◆ **Direction**: Print every record below exactly as written.

◆ **Some records**:
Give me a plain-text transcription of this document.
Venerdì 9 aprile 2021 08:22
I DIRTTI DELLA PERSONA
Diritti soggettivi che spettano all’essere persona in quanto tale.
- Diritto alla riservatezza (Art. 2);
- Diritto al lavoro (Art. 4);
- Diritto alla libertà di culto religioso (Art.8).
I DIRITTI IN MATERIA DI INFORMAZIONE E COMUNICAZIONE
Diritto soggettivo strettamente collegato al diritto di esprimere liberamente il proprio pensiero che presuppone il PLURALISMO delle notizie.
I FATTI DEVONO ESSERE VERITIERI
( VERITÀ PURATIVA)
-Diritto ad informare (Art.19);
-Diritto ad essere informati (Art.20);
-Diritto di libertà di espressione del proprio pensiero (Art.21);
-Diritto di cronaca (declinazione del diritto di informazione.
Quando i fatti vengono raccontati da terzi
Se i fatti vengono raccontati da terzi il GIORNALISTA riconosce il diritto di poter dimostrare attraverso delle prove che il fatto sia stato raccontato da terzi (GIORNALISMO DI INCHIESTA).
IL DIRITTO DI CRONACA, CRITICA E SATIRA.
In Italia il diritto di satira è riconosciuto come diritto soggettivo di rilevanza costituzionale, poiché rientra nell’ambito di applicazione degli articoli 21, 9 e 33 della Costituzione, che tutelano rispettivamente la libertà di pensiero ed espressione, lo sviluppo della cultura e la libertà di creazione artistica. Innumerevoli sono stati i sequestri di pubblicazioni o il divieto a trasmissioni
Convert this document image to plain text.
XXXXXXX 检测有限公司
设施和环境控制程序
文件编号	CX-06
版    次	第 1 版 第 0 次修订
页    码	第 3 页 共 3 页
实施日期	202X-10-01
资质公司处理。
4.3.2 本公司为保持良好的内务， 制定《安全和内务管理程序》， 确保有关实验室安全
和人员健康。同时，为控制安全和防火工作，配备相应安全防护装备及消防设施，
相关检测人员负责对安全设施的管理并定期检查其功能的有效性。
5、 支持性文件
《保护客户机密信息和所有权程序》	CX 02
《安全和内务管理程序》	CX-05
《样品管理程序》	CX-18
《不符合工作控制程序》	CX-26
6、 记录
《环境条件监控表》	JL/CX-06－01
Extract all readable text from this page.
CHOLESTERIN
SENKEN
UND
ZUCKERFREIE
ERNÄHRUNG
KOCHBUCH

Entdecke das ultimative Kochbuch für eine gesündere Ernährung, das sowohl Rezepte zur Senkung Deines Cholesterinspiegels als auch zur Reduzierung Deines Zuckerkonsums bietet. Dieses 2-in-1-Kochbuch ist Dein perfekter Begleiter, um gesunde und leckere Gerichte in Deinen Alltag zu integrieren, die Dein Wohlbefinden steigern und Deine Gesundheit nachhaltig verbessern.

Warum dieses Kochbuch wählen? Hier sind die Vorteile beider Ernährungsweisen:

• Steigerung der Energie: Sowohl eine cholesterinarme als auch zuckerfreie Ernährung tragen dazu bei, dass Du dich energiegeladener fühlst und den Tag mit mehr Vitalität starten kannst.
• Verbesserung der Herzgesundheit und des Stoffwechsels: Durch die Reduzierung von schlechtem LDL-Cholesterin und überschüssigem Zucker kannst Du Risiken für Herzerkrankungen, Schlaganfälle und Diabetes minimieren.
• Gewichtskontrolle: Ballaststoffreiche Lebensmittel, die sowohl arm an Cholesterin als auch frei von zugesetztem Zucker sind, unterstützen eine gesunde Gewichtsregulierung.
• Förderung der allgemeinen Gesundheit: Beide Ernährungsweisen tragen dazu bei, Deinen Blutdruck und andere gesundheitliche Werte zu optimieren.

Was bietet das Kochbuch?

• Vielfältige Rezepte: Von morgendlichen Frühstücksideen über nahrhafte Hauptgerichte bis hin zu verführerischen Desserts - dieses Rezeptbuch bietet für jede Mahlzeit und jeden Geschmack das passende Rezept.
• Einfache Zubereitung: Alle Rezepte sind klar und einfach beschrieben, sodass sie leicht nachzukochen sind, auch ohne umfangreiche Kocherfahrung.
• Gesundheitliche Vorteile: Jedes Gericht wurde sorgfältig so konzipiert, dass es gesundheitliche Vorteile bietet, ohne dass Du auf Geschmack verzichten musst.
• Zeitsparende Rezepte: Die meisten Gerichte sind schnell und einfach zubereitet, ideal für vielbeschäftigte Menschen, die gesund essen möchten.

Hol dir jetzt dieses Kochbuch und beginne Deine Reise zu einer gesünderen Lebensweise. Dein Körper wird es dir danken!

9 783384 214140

◆ **Output**:
Give me a plain-text transcription of this document.
Venerdì 9 aprile 2021 08:22
I DIRTTI DELLA PERSONA
Diritti soggettivi che spettano all’essere persona in quanto tale.
- Diritto alla riservatezza (Art. 2);
- Diritto al lavoro (Art. 4);
- Diritto alla libertà di culto religioso (Art.8).
I DIRITTI IN MATERIA DI INFORMAZIONE E COMUNICAZIONE
Diritto soggettivo strettamente collegato al diritto di esprimere liberamente il proprio pensiero che presuppone il PLURALISMO delle notizie.
I FATTI DEVONO ESSERE VERITIERI
( VERITÀ PURATIVA)
-Diritto ad informare (Art.19);
-Diritto ad essere informati (Art.20);
-Diritto di libertà di espressione del proprio pensiero (Art.21);
-Diritto di cronaca (declinazione del diritto di informazione.
Quando i fatti vengono raccontati da terzi
Se i fatti vengono raccontati da terzi il GIORNALISTA riconosce il diritto di poter dimostrare attraverso delle prove che il fatto sia stato raccontato da terzi (GIORNALISMO DI INCHIESTA).
IL DIRITTO DI CRONACA, CRITICA E SATIRA.
In Italia il diritto di satira è riconosciuto come diritto soggettivo di rilevanza costituzionale, poiché rientra nell’ambito di applicazione degli articoli 21, 9 e 33 della Costituzione, che tutelano rispettivamente la libertà di pensiero ed espressione, lo sviluppo della cultura e la libertà di creazione artistica. Innumerevoli sono stati i sequestri di pubblicazioni o il divieto a trasmissioni
Convert this document image to plain text.
XXXXXXX 检测有限公司
设施和环境控制程序
文件编号	CX-06
版    次	第 1 版 第 0 次修订
页    码	第 3 页 共 3 页
实施日期	202X-10-01
资质公司处理。
4.3.2 本公司为保持良好的内务， 制定《安全和内务管理程序》， 确保有关实验室安全
和人员健康。同时，为控制安全和防火工作，配备相应安全防护装备及消防设施，
相关检测人员负责对安全设施的管理并定期检查其功能的有效性。
5、 支持性文件
《保护客户机密信息和所有权程序》	CX 02
《安全和内务管理程序》	CX-05
《样品管理程序》	CX-18
《不符合工作控制程序》	CX-26
6、 记录
《环境条件监控表》	JL/CX-06－01
Extract all readable text from this page.
CHOLESTERIN
SENKEN
UND
ZUCKERFREIE
ERNÄHRUNG
KOCHBUCH

Entdecke das ultimative Kochbuch für eine gesündere Ernährung, das sowohl Rezepte zur Senkung Deines Cholesterinspiegels als auch zur Reduzierung Deines Zuckerkonsums bietet. Dieses 2-in-1-Kochbuch ist Dein perfekter Begleiter, um gesunde und leckere Gerichte in Deinen Alltag zu integrieren, die Dein Wohlbefinden steigern und Deine Gesundheit nachhaltig verbessern.

Warum dieses Kochbuch wählen? Hier sind die Vorteile beider Ernährungsweisen:

• Steigerung der Energie: Sowohl eine cholesterinarme als auch zuckerfreie Ernährung tragen dazu bei, dass Du dich energiegeladener fühlst und den Tag mit mehr Vitalität starten kannst.
• Verbesserung der Herzgesundheit und des Stoffwechsels: Durch die Reduzierung von schlechtem LDL-Cholesterin und überschüssigem Zucker kannst Du Risiken für Herzerkrankungen, Schlaganfälle und Diabetes minimieren.
• Gewichtskontrolle: Ballaststoffreiche Lebensmittel, die sowohl arm an Cholesterin als auch frei von zugesetztem Zucker sind, unterstützen eine gesunde Gewichtsregulierung.
• Förderung der allgemeinen Gesundheit: Beide Ernährungsweisen tragen dazu bei, Deinen Blutdruck und andere gesundheitliche Werte zu optimieren.

Was bietet das Kochbuch?

• Vielfältige Rezepte: Von morgendlichen Frühstücksideen über nahrhafte Hauptgerichte bis hin zu verführerischen Desserts - dieses Rezeptbuch bietet für jede Mahlzeit und jeden Geschmack das passende Rezept.
• Einfache Zubereitung: Alle Rezepte sind klar und einfach beschrieben, sodass sie leicht nachzukochen sind, auch ohne umfangreiche Kocherfahrung.
• Gesundheitliche Vorteile: Jedes Gericht wurde sorgfältig so konzipiert, dass es gesundheitliche Vorteile bietet, ohne dass Du auf Geschmack verzichten musst.
• Zeitsparende Rezepte: Die meisten Gerichte sind schnell und einfach zubereitet, ideal für vielbeschäftigte Menschen, die gesund essen möchten.

Hol dir jetzt dieses Kochbuch und beginne Deine Reise zu einer gesünderen Lebensweise. Dein Körper wird es dir danken!

9 783384 214140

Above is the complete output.